## Set task:
Your answer should be one number: the count of lines in these entries that hold the word "disappointed".

## Records about charts and figures:
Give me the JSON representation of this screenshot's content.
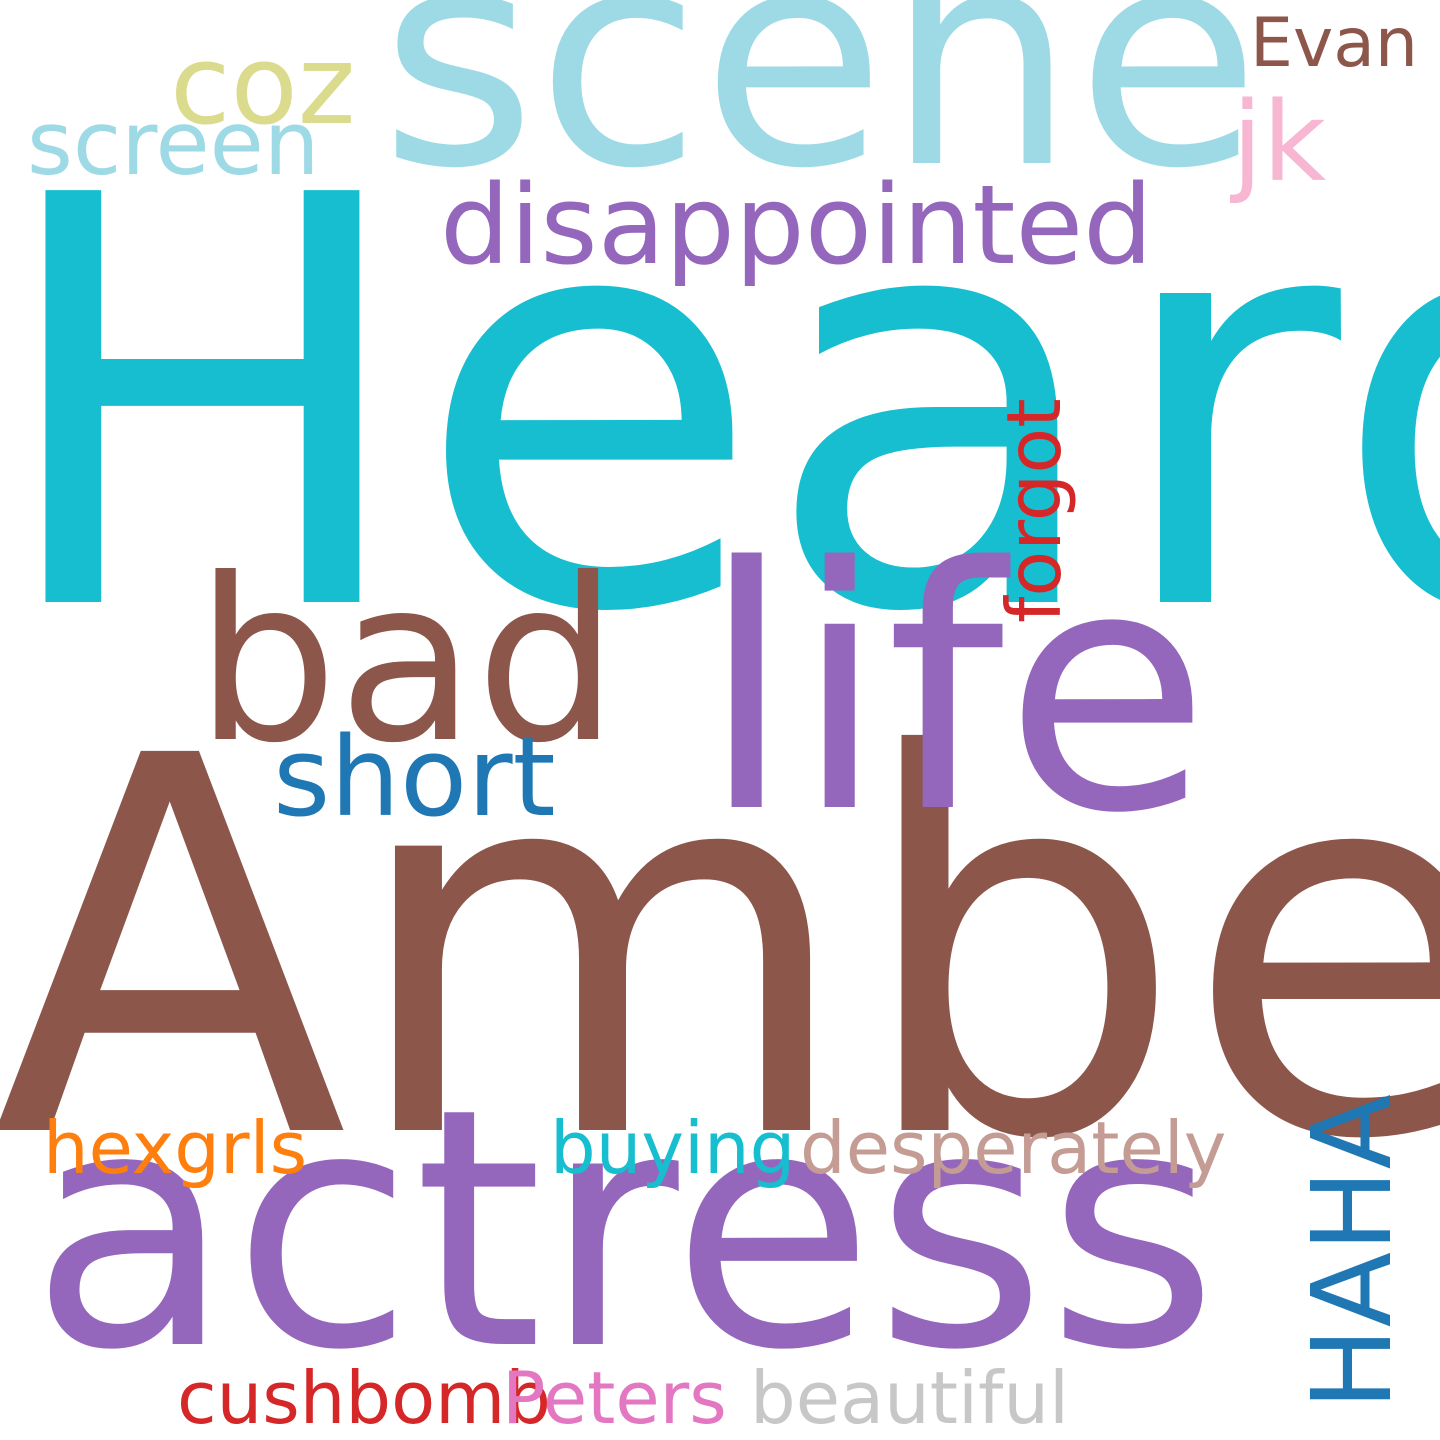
{
  "words": [
    {
      "key": "heard",
      "text": "Heard",
      "color": "#17becf"
    },
    {
      "key": "amber",
      "text": "Amber",
      "color": "#8c564b"
    },
    {
      "key": "actress",
      "text": "actress",
      "color": "#9467bd"
    },
    {
      "key": "scene",
      "text": "scene",
      "color": "#9edae5"
    },
    {
      "key": "life",
      "text": "life",
      "color": "#9467bd"
    },
    {
      "key": "bad",
      "text": "bad",
      "color": "#8c564b"
    },
    {
      "key": "disappointed",
      "text": "disappointed",
      "color": "#9467bd"
    },
    {
      "key": "short",
      "text": "short",
      "color": "#1f77b4"
    },
    {
      "key": "coz",
      "text": "coz",
      "color": "#dbdb8d"
    },
    {
      "key": "screen",
      "text": "screen",
      "color": "#9edae5"
    },
    {
      "key": "jk",
      "text": "jk",
      "color": "#f7b6d2"
    },
    {
      "key": "evan",
      "text": "Evan",
      "color": "#8c564b"
    },
    {
      "key": "forgot",
      "text": "forgot",
      "color": "#d62728",
      "orientation": "vertical"
    },
    {
      "key": "hexgrls",
      "text": "hexgrls",
      "color": "#ff7f0e"
    },
    {
      "key": "buying",
      "text": "buying",
      "color": "#17becf"
    },
    {
      "key": "desperately",
      "text": "desperately",
      "color": "#c49c94"
    },
    {
      "key": "haha",
      "text": "HAHA",
      "color": "#1f77b4",
      "orientation": "vertical"
    },
    {
      "key": "cushbomb",
      "text": "cushbomb",
      "color": "#d62728"
    },
    {
      "key": "peters",
      "text": "Peters",
      "color": "#e377c2"
    },
    {
      "key": "beautiful",
      "text": "beautiful",
      "color": "#c7c7c7"
    }
  ]
}
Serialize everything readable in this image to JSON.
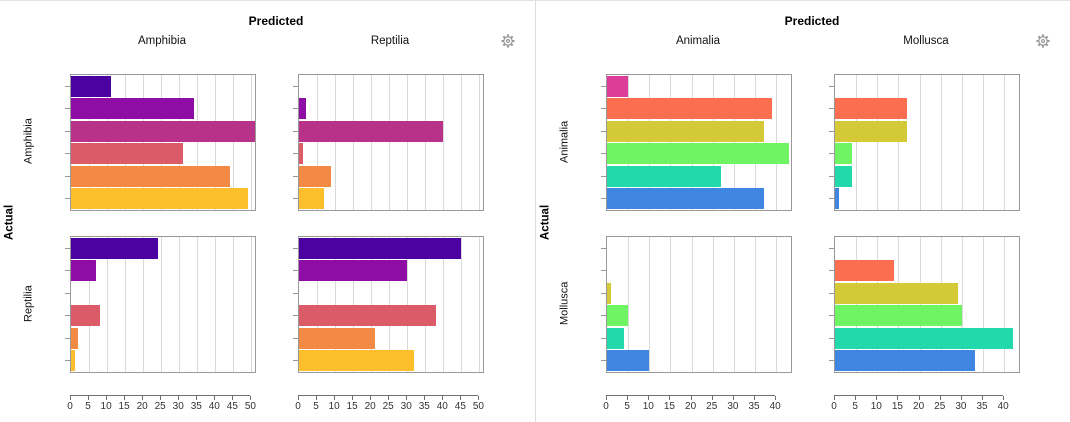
{
  "icons": {
    "settings": "gear"
  },
  "colors": {
    "panel_divider": "#dddddd",
    "subplot_border": "#999999",
    "gridline": "#d9d9d9",
    "axis_line": "#6e6e6e",
    "axis_text": "#333333",
    "icon": "#999999"
  },
  "chart_data": [
    {
      "type": "bar",
      "orientation": "horizontal",
      "title": "Predicted",
      "row_axis_label": "Actual",
      "columns": [
        "Amphibia",
        "Reptilia"
      ],
      "rows": [
        "Amphibia",
        "Reptilia"
      ],
      "x_ticks": [
        0,
        5,
        10,
        15,
        20,
        25,
        30,
        35,
        40,
        45,
        50
      ],
      "xlim": [
        0,
        51
      ],
      "grid": true,
      "series_colors": [
        "#4C02A1",
        "#8E0DA4",
        "#B93289",
        "#DB5C68",
        "#F28A45",
        "#FDBE2C"
      ],
      "cells": [
        {
          "actual": "Amphibia",
          "predicted": "Amphibia",
          "values": [
            11,
            34,
            51,
            31,
            44,
            49
          ]
        },
        {
          "actual": "Amphibia",
          "predicted": "Reptilia",
          "values": [
            0,
            2,
            40,
            1,
            9,
            7
          ]
        },
        {
          "actual": "Reptilia",
          "predicted": "Amphibia",
          "values": [
            24,
            7,
            0,
            8,
            2,
            1
          ]
        },
        {
          "actual": "Reptilia",
          "predicted": "Reptilia",
          "values": [
            45,
            30,
            0,
            38,
            21,
            32
          ]
        }
      ]
    },
    {
      "type": "bar",
      "orientation": "horizontal",
      "title": "Predicted",
      "row_axis_label": "Actual",
      "columns": [
        "Animalia",
        "Mollusca"
      ],
      "rows": [
        "Animalia",
        "Mollusca"
      ],
      "x_ticks": [
        0,
        5,
        10,
        15,
        20,
        25,
        30,
        35,
        40
      ],
      "xlim": [
        0,
        43.5
      ],
      "grid": true,
      "series_colors": [
        "#DD3D96",
        "#FC6E50",
        "#D4C937",
        "#6FF463",
        "#22D9AC",
        "#3E86E0"
      ],
      "cells": [
        {
          "actual": "Animalia",
          "predicted": "Animalia",
          "values": [
            5,
            39,
            37,
            43,
            27,
            37
          ]
        },
        {
          "actual": "Animalia",
          "predicted": "Mollusca",
          "values": [
            0,
            17,
            17,
            4,
            4,
            1
          ]
        },
        {
          "actual": "Mollusca",
          "predicted": "Animalia",
          "values": [
            0,
            0,
            1,
            5,
            4,
            10
          ]
        },
        {
          "actual": "Mollusca",
          "predicted": "Mollusca",
          "values": [
            0,
            14,
            29,
            30,
            42,
            33
          ]
        }
      ]
    }
  ]
}
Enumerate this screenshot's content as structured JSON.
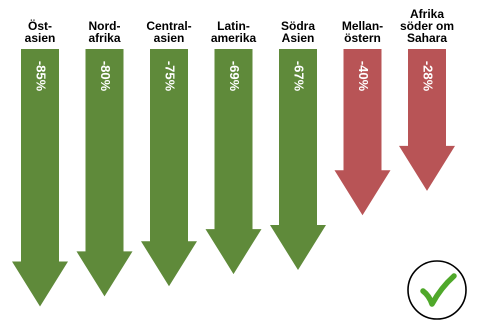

## The completed task:
2